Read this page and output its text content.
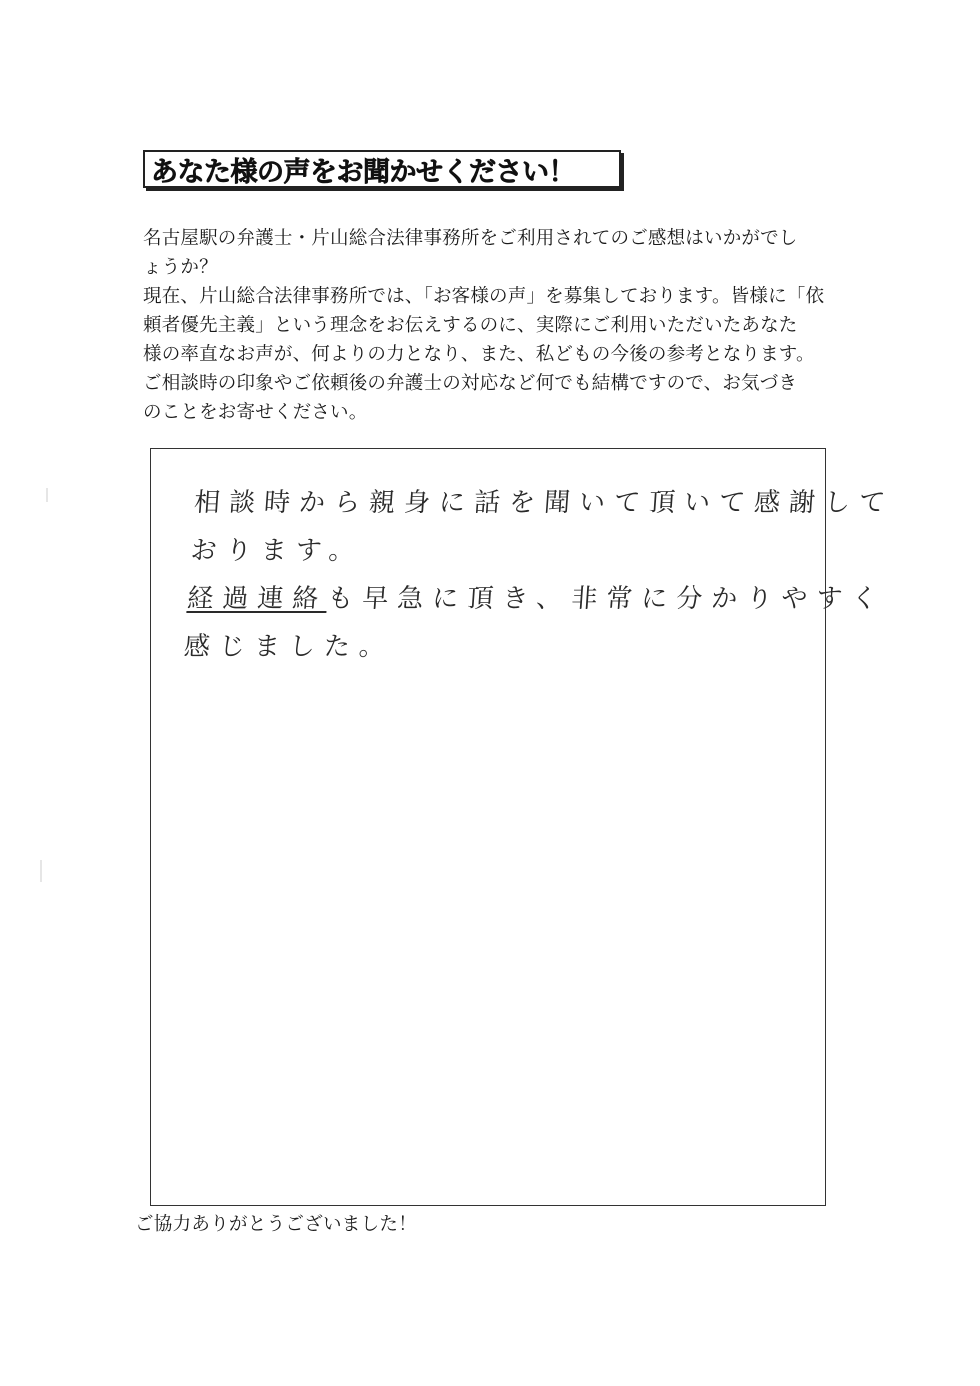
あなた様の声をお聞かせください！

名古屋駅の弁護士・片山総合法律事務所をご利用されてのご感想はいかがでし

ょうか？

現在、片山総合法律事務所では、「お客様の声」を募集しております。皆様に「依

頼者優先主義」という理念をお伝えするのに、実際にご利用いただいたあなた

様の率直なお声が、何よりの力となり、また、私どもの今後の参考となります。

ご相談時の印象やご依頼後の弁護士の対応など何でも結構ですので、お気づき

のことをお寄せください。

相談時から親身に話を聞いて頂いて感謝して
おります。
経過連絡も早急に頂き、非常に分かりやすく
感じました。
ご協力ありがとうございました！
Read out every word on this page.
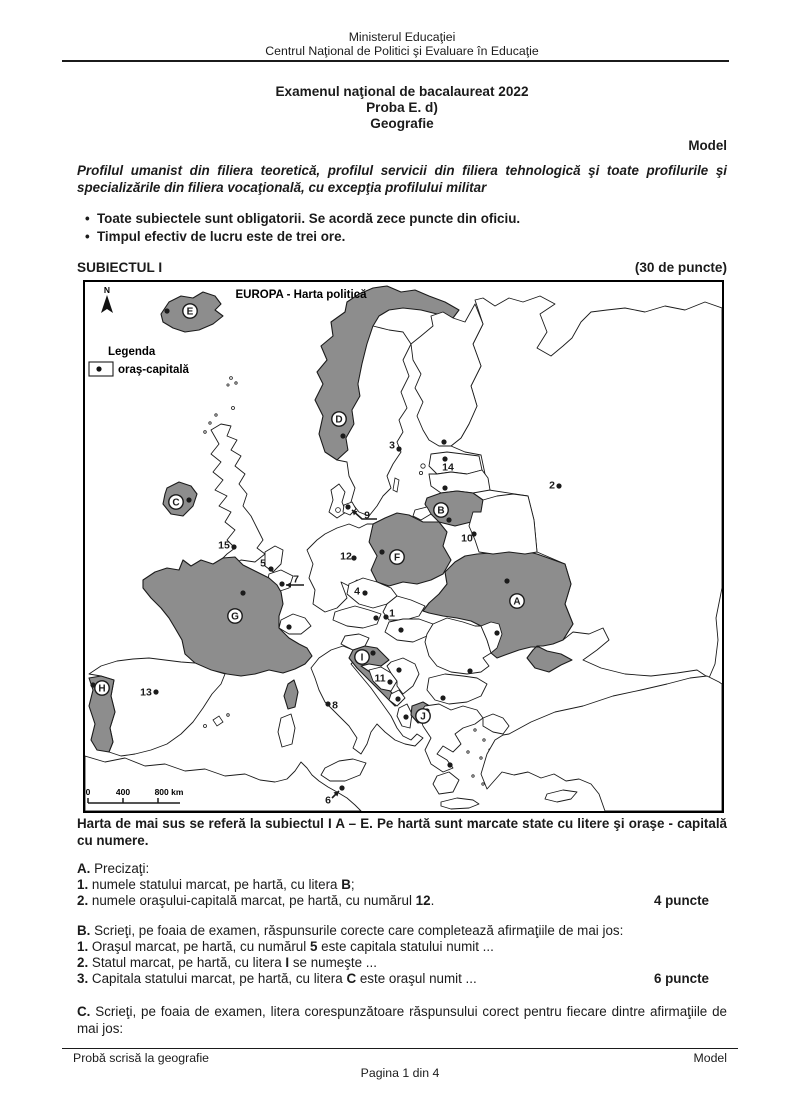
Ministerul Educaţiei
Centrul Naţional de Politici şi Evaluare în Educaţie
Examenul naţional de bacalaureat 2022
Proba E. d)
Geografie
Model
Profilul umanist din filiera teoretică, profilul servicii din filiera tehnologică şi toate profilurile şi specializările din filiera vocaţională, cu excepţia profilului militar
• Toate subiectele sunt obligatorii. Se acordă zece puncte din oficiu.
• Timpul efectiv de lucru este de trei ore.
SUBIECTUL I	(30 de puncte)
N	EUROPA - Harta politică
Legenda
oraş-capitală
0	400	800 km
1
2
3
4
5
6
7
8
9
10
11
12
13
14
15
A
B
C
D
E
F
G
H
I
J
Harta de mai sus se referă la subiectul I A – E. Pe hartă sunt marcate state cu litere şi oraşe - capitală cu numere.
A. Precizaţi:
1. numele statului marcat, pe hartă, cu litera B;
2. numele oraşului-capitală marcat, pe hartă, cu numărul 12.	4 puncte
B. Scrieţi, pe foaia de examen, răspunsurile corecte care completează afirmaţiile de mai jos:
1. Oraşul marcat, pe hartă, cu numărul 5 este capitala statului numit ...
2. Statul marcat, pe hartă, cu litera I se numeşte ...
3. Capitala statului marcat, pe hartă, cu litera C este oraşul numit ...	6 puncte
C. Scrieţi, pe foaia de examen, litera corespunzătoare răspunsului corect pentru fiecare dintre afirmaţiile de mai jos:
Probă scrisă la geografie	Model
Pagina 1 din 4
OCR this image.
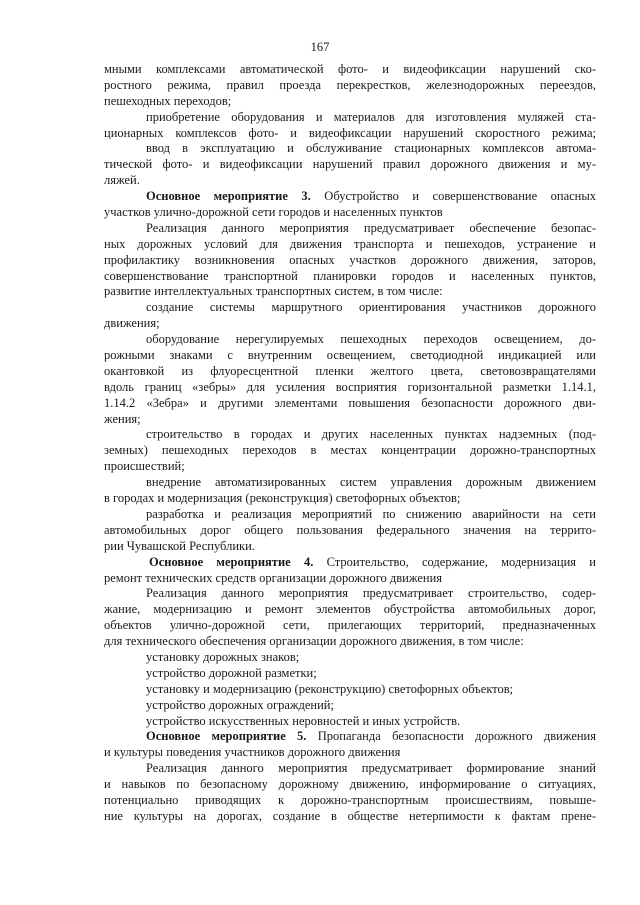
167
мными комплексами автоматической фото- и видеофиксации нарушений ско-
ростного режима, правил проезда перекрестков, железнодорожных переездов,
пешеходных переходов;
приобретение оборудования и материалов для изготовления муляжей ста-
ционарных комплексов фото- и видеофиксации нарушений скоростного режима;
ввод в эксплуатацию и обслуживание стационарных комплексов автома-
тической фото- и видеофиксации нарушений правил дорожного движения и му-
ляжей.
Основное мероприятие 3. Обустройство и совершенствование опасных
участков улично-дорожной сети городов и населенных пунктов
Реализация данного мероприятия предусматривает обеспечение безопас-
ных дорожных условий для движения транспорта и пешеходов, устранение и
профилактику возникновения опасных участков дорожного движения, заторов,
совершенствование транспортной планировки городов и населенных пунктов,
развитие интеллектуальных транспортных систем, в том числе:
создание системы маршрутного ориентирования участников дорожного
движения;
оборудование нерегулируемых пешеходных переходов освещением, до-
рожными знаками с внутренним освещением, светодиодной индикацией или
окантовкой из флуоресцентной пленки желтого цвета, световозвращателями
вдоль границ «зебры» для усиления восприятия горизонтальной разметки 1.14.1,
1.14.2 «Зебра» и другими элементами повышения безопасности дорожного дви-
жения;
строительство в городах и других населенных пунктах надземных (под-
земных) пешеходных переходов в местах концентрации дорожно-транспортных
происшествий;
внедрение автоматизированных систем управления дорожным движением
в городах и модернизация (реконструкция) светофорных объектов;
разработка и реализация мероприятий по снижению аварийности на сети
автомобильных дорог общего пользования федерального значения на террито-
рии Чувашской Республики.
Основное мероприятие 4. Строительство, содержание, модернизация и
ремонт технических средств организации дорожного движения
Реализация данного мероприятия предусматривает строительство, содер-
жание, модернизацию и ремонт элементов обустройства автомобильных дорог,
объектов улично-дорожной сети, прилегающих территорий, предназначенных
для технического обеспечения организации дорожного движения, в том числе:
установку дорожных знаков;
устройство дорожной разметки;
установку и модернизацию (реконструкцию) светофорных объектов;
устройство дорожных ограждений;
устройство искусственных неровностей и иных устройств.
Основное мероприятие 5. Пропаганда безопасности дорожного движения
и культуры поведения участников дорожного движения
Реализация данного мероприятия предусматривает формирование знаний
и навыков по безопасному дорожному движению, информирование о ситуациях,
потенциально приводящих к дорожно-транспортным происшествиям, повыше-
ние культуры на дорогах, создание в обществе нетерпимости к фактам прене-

------------------------------------

→ OBJECTIVE: Scan the listing above for the word "числе" and copy every line that holds it.

→ RESULT OF THIS TASK:
развитие интеллектуальных транспортных систем, в том числе:
для технического обеспечения организации дорожного движения, в том числе:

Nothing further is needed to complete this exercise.